* EXERCISE GOAL *
Check each line of the listing for the string "törekvéseket", then state how many lines have it. Only the number is wanted.

* begin RECORDS SHOWN *

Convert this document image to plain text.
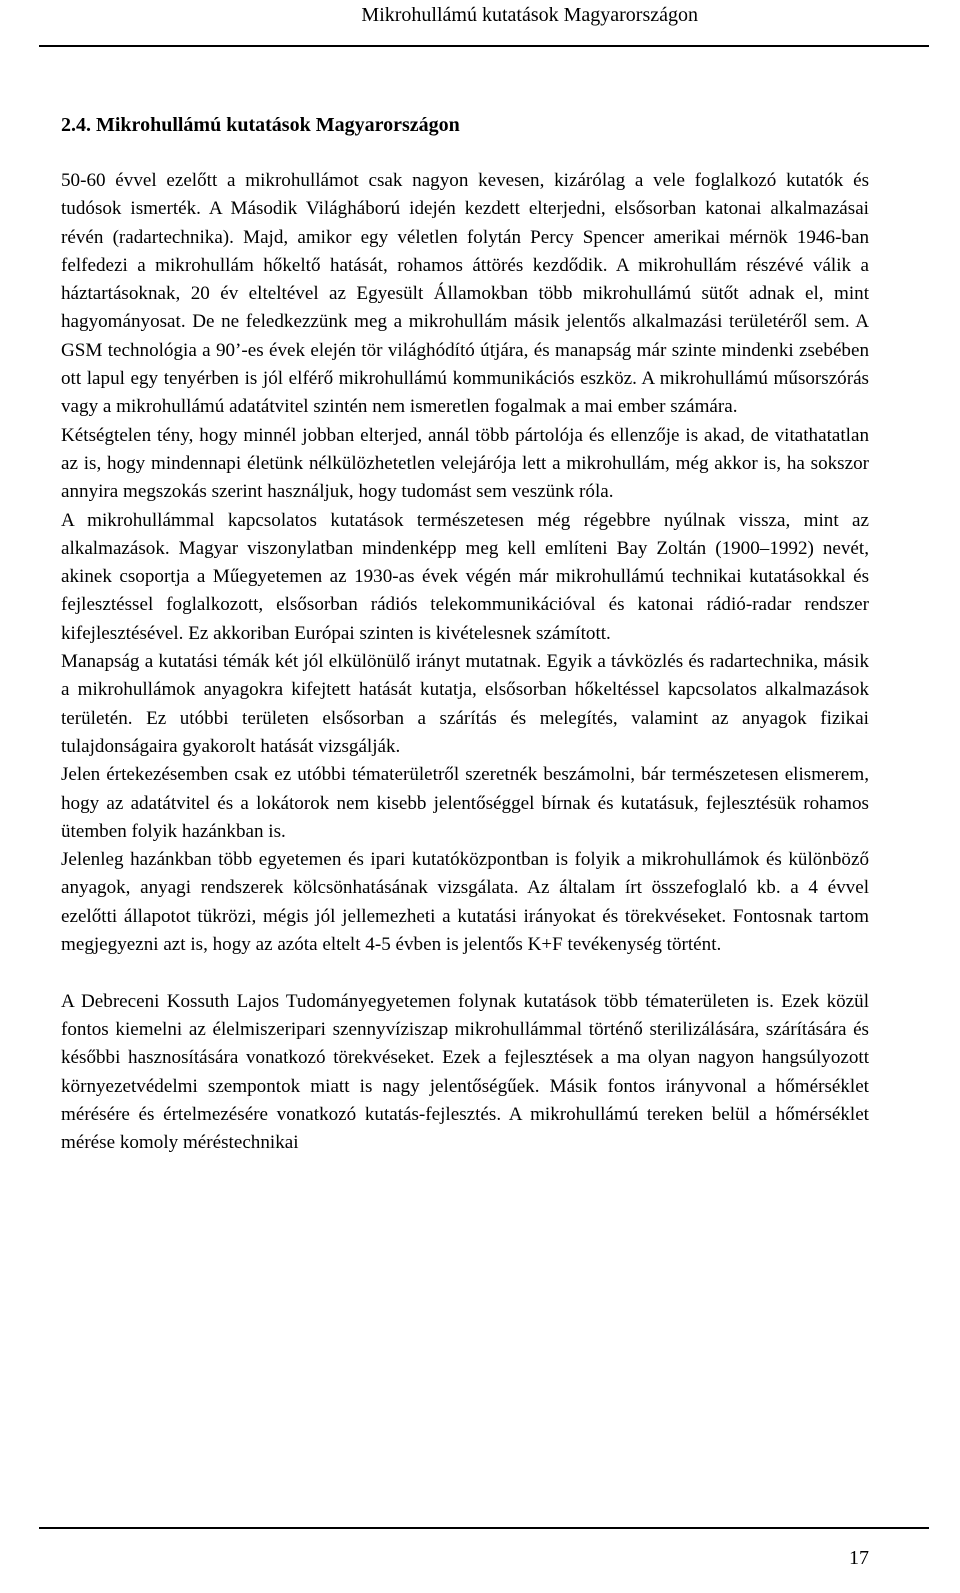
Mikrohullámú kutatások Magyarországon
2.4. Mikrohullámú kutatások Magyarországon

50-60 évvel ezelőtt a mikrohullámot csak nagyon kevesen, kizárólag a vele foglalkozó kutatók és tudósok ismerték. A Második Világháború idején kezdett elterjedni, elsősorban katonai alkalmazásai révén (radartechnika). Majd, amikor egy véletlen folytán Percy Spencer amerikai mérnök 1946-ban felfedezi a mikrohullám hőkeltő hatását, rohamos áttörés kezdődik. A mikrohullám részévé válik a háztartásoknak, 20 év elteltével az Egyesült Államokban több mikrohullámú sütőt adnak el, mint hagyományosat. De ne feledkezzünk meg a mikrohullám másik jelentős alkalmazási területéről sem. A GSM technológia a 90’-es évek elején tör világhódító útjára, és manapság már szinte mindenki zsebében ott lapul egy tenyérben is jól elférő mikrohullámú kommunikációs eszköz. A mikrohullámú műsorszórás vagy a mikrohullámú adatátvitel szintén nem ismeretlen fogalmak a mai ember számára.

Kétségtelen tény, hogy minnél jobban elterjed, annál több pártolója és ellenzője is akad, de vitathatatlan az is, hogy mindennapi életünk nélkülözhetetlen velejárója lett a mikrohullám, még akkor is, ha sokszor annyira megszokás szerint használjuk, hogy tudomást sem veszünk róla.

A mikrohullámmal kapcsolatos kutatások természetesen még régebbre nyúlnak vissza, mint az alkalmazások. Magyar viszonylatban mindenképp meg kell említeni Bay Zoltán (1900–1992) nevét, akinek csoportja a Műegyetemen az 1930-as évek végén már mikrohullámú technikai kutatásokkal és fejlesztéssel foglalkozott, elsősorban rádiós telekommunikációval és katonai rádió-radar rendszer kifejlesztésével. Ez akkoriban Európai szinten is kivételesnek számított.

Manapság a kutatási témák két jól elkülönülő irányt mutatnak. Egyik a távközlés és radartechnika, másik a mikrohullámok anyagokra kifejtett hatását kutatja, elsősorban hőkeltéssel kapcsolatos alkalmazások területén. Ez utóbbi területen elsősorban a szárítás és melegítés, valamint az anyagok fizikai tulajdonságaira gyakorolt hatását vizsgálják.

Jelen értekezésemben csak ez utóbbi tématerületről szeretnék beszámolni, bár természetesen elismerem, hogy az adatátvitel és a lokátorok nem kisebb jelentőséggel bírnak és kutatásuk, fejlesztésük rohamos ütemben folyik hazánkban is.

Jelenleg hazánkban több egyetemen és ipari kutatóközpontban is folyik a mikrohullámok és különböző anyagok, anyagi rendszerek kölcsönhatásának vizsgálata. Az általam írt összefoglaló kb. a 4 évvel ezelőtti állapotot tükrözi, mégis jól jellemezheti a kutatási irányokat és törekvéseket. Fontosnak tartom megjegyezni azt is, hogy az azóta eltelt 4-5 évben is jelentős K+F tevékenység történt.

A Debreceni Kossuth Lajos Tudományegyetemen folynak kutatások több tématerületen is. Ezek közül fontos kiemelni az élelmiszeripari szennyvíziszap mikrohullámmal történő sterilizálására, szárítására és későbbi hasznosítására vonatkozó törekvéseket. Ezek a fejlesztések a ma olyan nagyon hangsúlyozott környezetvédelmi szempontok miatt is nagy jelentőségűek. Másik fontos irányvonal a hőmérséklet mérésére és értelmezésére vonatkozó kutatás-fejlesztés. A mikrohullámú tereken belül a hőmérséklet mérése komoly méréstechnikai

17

* end RECORDS SHOWN *
* begin RECORDS SHOWN *

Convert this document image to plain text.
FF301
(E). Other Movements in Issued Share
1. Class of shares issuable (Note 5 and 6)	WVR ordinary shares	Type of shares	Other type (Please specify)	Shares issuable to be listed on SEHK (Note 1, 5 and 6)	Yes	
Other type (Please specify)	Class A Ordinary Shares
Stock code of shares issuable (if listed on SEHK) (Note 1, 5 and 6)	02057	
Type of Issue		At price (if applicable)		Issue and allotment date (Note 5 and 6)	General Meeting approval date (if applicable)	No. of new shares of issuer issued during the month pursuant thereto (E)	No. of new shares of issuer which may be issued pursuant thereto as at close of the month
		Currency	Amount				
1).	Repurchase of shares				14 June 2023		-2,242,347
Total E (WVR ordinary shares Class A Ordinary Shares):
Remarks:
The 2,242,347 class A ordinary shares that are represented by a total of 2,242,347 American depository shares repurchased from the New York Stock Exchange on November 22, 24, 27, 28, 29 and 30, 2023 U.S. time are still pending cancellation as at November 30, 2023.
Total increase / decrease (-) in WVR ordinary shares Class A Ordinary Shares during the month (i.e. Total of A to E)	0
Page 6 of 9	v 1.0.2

* end RECORDS SHOWN *

* SOLUTION *
2